Data provided:

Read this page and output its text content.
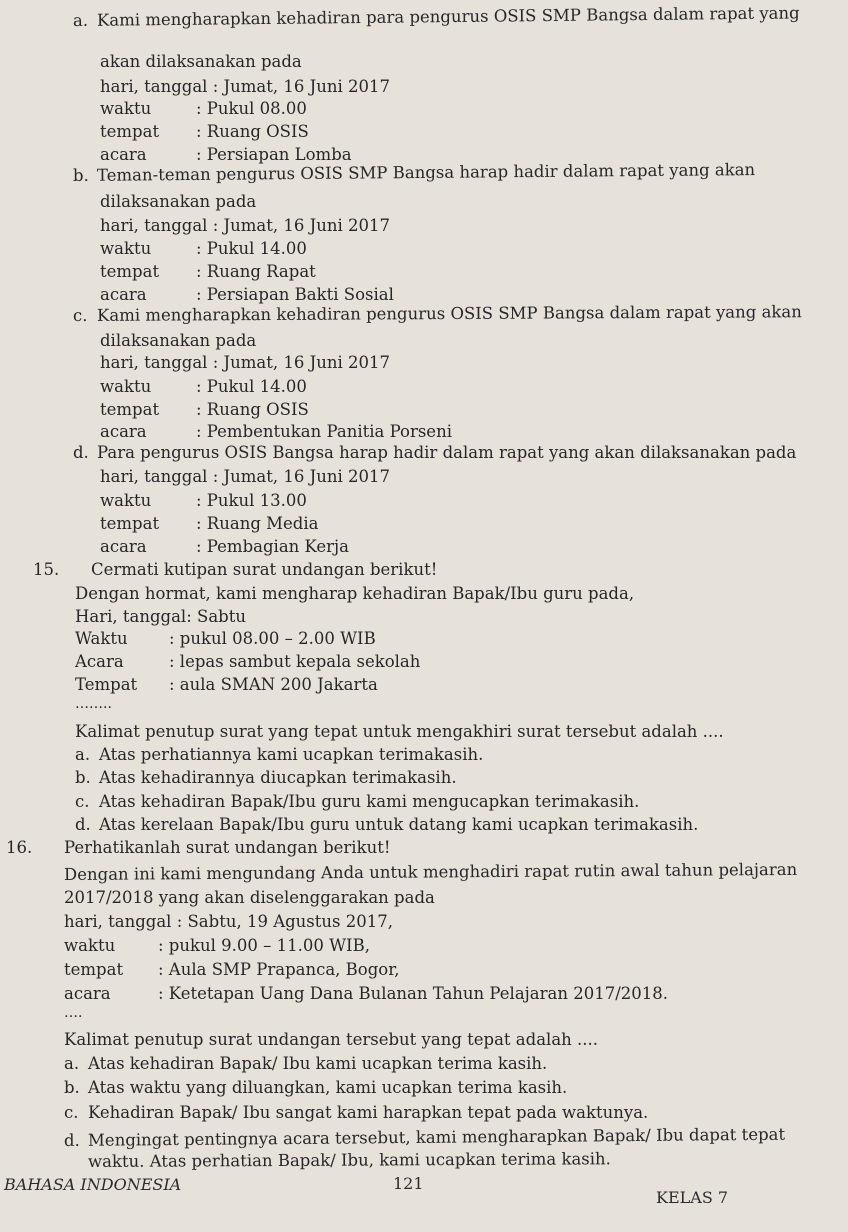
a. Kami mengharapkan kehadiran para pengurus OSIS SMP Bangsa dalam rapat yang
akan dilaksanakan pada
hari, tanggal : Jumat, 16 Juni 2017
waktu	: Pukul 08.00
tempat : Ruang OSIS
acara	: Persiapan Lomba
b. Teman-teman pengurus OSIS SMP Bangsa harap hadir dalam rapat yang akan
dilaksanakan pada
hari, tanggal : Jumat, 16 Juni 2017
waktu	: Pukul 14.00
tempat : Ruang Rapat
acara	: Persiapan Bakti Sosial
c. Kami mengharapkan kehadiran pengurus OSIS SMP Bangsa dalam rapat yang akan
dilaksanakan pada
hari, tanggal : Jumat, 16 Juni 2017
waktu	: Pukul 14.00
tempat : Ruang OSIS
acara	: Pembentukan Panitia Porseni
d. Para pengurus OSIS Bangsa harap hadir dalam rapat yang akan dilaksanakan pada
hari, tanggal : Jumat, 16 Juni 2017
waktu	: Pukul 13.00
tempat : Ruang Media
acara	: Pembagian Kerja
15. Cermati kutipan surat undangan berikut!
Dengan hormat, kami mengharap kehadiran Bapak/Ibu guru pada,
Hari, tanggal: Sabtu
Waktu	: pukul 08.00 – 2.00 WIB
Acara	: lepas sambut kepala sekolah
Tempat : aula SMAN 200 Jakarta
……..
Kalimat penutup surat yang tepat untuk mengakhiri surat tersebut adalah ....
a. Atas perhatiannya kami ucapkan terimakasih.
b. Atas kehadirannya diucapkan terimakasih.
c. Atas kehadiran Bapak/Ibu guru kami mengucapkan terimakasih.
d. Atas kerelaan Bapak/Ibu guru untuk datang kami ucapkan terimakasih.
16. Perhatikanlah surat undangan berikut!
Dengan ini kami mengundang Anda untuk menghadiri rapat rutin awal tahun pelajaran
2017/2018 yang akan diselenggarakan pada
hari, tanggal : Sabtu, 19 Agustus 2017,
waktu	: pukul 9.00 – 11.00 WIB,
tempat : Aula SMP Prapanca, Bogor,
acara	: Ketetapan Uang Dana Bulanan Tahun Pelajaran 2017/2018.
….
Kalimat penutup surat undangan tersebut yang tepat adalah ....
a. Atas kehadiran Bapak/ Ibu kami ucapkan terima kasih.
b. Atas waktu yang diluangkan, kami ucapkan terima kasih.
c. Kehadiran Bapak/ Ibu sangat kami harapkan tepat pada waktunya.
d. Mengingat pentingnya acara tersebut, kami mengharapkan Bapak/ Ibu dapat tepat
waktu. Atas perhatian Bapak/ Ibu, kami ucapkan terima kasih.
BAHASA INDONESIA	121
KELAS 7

What the exercise asks:
The listing above needs to be output again exactly. Don't include the pictures.

Solution for this problem:
Read this page and output its text content.
a. Kami mengharapkan kehadiran para pengurus OSIS SMP Bangsa dalam rapat yang
akan dilaksanakan pada
hari, tanggal : Jumat, 16 Juni 2017
waktu	: Pukul 08.00
tempat : Ruang OSIS
acara	: Persiapan Lomba
b. Teman-teman pengurus OSIS SMP Bangsa harap hadir dalam rapat yang akan
dilaksanakan pada
hari, tanggal : Jumat, 16 Juni 2017
waktu	: Pukul 14.00
tempat : Ruang Rapat
acara	: Persiapan Bakti Sosial
c. Kami mengharapkan kehadiran pengurus OSIS SMP Bangsa dalam rapat yang akan
dilaksanakan pada
hari, tanggal : Jumat, 16 Juni 2017
waktu	: Pukul 14.00
tempat : Ruang OSIS
acara	: Pembentukan Panitia Porseni
d. Para pengurus OSIS Bangsa harap hadir dalam rapat yang akan dilaksanakan pada
hari, tanggal : Jumat, 16 Juni 2017
waktu	: Pukul 13.00
tempat : Ruang Media
acara	: Pembagian Kerja
15. Cermati kutipan surat undangan berikut!
Dengan hormat, kami mengharap kehadiran Bapak/Ibu guru pada,
Hari, tanggal: Sabtu
Waktu	: pukul 08.00 – 2.00 WIB
Acara	: lepas sambut kepala sekolah
Tempat : aula SMAN 200 Jakarta
……..
Kalimat penutup surat yang tepat untuk mengakhiri surat tersebut adalah ....
a. Atas perhatiannya kami ucapkan terimakasih.
b. Atas kehadirannya diucapkan terimakasih.
c. Atas kehadiran Bapak/Ibu guru kami mengucapkan terimakasih.
d. Atas kerelaan Bapak/Ibu guru untuk datang kami ucapkan terimakasih.
16. Perhatikanlah surat undangan berikut!
Dengan ini kami mengundang Anda untuk menghadiri rapat rutin awal tahun pelajaran
2017/2018 yang akan diselenggarakan pada
hari, tanggal : Sabtu, 19 Agustus 2017,
waktu	: pukul 9.00 – 11.00 WIB,
tempat : Aula SMP Prapanca, Bogor,
acara	: Ketetapan Uang Dana Bulanan Tahun Pelajaran 2017/2018.
….
Kalimat penutup surat undangan tersebut yang tepat adalah ....
a. Atas kehadiran Bapak/ Ibu kami ucapkan terima kasih.
b. Atas waktu yang diluangkan, kami ucapkan terima kasih.
c. Kehadiran Bapak/ Ibu sangat kami harapkan tepat pada waktunya.
d. Mengingat pentingnya acara tersebut, kami mengharapkan Bapak/ Ibu dapat tepat
waktu. Atas perhatian Bapak/ Ibu, kami ucapkan terima kasih.
BAHASA INDONESIA	121
KELAS 7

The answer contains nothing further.